Your goal: Please extract a passage from the data center white paper article below, starting at "This monster of" and ending after "been very good.".

Extract:

-- begin --

This article is more than 1 year old

The reference guide to data centre automation

Our weekly white paper trawl

This week's trawl through the Reg Library results in three of our most popular whitepapers about data centre-y things. Let's kick off:

The reference guide to data centre automation

This monster of a book is sponsored by HP - the table of contents alone runs to 10 pages. Co-author Don Jones, of Realtime.com says in his foreword ,that the title is by no means a "paid advertisement or white paper". And he's right, there. More than 800 people have downloaded this paper and feedback has been very good.

There is an exhaustive checklist to plough through, but underpinning everything is the notion that the guide will "help IT departments to perform more tasks with fewer resources. The importance and value of automating standard IT operations can be significant in data centers of any size. The goal is to significantly lower IT operational expenses while at the same time improving the end-user experience. Whether you’re a CIO or IT manager looking for ways to improve efficiency or a member of the down-in-the-trenches IT staff, you’ll find valuables concepts, methods".

Thinking beyond Tape

This paper from Double Take Software examines the "high cost, complexity and potentially dangerous shortcomings of a recovery strategy based on traditional tape backup. That's fighting talk, in some parts.

So what's the alternative? According to Double Take, what you need is "continuous data replication to a remote recovery sites over existing WAN connections".So where does that get you?

-- end --

Supplied records:
-- begin --

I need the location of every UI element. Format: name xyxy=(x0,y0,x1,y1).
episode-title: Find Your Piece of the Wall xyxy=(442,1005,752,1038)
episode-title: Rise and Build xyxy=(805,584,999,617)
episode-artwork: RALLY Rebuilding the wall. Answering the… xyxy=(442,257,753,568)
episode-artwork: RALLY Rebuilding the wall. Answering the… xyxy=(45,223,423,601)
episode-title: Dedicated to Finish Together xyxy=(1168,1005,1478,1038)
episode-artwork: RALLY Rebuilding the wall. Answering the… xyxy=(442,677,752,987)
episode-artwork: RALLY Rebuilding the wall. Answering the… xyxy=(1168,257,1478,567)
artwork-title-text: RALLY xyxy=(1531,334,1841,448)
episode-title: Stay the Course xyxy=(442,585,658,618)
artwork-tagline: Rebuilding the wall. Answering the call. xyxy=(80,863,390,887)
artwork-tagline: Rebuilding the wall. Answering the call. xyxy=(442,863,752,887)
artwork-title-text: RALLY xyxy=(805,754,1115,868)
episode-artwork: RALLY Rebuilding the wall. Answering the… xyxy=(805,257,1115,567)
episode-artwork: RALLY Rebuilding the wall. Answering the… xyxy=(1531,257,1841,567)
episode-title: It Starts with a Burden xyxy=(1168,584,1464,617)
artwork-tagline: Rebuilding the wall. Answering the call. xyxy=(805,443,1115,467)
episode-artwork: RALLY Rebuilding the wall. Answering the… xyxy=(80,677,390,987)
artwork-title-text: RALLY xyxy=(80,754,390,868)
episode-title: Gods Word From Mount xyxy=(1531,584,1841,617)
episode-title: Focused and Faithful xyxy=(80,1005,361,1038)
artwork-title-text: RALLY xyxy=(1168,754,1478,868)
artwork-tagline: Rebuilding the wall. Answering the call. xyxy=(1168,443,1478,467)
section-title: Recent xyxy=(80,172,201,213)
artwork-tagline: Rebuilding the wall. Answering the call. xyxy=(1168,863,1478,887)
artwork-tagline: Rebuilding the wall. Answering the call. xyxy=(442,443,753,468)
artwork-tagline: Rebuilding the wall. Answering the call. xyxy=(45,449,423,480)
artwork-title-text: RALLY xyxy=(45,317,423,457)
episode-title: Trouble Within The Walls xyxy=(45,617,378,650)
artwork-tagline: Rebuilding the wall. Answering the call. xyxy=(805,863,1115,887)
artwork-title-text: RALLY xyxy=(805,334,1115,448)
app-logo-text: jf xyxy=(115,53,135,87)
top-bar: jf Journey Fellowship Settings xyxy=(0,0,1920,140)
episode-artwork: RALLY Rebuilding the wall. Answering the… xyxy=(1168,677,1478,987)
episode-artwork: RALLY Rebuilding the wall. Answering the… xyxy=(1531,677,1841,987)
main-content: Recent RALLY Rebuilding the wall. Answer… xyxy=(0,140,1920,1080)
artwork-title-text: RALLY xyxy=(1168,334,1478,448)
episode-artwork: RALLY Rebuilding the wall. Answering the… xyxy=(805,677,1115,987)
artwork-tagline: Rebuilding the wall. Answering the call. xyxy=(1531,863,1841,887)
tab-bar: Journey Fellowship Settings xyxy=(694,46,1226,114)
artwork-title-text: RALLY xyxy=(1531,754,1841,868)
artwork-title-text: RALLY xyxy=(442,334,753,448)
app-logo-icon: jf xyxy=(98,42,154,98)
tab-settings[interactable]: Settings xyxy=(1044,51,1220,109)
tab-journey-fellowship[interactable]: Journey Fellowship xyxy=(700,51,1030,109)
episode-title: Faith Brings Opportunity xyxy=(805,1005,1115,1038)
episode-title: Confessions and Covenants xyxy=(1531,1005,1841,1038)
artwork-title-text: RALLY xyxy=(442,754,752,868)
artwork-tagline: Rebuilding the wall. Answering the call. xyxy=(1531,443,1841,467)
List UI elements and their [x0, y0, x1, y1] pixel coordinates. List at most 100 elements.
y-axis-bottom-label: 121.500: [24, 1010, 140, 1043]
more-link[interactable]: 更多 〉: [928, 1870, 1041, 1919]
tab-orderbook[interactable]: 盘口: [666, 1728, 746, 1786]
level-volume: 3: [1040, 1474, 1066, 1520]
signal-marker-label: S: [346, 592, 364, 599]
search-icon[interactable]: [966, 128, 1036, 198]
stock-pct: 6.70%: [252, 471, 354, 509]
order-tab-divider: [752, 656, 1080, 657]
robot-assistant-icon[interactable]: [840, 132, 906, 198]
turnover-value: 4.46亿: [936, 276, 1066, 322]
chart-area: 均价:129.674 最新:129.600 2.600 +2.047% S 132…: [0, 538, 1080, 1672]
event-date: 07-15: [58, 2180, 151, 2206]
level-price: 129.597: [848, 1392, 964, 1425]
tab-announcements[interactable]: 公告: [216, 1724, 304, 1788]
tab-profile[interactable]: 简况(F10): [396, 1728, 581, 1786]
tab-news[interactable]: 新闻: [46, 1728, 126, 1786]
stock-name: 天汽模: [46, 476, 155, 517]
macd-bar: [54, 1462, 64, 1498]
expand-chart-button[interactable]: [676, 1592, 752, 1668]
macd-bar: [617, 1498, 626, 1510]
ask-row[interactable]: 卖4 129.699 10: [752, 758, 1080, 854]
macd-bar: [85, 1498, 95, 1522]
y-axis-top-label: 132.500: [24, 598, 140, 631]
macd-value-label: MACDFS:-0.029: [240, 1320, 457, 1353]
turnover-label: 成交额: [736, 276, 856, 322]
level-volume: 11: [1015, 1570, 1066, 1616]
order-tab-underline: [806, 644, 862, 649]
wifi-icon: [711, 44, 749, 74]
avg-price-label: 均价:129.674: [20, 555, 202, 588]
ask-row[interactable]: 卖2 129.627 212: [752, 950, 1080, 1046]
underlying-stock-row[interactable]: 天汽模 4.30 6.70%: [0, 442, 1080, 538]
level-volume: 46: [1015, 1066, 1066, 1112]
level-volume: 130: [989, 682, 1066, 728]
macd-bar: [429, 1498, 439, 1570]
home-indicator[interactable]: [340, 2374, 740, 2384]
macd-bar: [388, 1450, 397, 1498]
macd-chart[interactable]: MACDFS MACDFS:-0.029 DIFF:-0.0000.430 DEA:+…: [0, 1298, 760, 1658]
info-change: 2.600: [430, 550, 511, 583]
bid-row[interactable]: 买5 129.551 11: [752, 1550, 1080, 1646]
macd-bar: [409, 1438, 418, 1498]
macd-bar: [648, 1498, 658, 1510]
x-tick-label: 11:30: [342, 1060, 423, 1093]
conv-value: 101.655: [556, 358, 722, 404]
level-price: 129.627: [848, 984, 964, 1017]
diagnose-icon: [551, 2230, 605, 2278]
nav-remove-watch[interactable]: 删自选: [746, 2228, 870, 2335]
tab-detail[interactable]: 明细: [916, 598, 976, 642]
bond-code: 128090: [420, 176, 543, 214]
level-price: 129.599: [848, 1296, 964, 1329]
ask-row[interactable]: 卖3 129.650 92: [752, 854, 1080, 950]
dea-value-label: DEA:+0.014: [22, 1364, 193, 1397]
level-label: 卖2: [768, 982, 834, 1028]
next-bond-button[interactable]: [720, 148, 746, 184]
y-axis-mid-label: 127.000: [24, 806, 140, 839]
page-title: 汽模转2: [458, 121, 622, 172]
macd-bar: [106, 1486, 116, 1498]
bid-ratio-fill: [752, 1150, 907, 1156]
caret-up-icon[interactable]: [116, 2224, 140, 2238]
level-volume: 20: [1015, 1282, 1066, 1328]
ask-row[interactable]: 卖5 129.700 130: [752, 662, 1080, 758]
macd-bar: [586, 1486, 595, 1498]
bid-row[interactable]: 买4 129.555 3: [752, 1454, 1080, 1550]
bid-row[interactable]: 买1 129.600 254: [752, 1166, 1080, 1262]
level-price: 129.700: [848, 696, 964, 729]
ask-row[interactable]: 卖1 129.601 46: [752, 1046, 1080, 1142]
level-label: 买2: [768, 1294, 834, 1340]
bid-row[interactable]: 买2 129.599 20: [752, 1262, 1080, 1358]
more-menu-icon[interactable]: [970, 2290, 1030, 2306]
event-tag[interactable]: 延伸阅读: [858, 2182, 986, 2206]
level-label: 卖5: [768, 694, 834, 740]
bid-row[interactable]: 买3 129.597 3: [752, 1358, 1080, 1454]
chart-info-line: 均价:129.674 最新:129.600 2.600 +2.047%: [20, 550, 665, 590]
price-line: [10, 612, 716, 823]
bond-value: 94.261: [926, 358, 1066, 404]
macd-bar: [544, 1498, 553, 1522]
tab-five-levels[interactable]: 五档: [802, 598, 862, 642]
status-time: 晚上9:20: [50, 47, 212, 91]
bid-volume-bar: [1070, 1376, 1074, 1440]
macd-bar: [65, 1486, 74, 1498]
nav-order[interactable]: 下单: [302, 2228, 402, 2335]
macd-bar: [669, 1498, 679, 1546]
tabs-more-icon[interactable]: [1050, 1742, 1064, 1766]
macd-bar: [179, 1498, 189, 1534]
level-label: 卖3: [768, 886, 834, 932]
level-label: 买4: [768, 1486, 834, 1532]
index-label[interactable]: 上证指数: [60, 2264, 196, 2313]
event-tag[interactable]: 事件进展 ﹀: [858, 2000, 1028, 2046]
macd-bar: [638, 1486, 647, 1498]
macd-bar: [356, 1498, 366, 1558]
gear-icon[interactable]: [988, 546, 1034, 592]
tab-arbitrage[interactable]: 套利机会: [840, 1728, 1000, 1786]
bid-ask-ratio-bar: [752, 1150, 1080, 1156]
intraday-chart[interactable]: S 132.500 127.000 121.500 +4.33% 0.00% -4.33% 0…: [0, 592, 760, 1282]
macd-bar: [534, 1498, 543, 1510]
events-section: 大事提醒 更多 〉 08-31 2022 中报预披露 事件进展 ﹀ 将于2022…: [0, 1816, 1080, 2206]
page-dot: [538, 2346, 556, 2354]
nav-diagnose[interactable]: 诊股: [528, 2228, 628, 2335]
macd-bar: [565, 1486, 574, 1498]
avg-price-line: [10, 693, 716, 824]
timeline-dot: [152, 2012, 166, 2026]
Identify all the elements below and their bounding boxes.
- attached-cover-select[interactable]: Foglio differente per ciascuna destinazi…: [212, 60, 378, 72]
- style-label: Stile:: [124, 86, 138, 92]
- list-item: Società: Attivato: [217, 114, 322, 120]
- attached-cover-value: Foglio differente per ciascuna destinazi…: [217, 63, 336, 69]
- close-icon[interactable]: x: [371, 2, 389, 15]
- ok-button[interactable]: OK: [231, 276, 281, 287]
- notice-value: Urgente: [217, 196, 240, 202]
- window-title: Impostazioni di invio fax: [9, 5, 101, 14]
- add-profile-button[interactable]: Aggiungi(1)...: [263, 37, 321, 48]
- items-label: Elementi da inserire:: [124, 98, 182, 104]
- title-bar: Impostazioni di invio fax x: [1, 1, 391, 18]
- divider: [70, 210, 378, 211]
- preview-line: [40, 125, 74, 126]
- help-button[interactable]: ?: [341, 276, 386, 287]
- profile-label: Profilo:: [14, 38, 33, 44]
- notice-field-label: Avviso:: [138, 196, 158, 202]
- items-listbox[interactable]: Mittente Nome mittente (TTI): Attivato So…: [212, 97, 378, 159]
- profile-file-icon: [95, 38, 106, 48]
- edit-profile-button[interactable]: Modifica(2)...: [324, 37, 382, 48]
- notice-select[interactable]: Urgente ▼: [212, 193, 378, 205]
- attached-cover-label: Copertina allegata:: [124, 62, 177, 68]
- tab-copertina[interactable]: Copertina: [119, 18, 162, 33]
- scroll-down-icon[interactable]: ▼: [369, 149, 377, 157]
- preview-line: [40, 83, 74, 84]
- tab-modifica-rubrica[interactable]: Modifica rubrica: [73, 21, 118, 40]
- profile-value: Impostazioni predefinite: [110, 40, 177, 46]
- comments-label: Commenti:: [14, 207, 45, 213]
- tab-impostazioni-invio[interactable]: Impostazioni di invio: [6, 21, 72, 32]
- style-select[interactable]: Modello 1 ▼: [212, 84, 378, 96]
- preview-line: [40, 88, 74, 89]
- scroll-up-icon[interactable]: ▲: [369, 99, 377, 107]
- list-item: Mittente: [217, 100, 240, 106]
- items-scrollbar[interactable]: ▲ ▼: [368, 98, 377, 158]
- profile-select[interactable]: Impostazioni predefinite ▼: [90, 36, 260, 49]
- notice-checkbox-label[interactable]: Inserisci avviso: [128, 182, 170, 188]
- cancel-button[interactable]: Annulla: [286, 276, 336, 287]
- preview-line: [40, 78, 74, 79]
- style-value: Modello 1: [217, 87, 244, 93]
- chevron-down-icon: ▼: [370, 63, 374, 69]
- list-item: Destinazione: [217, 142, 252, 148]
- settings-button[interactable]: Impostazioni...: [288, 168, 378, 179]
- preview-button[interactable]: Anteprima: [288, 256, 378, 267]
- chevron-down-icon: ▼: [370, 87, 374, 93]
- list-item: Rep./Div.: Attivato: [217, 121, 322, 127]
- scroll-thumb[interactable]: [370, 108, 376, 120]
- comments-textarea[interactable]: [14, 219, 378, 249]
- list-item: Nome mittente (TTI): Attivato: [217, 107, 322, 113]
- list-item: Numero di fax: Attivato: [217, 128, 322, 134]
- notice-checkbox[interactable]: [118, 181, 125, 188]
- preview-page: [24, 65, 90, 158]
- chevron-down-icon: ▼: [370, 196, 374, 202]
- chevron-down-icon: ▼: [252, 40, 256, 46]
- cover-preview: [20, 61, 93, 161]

-- end --

The solution:
This monster of a book is sponsored by HP - the table of contents alone runs to 10 pages. Co-author Don Jones, of Realtime.com says in his foreword ,that the title is by no means a "paid advertisement or white paper". And he's right, there. More than 800 people have downloaded this paper and feedback has been very good.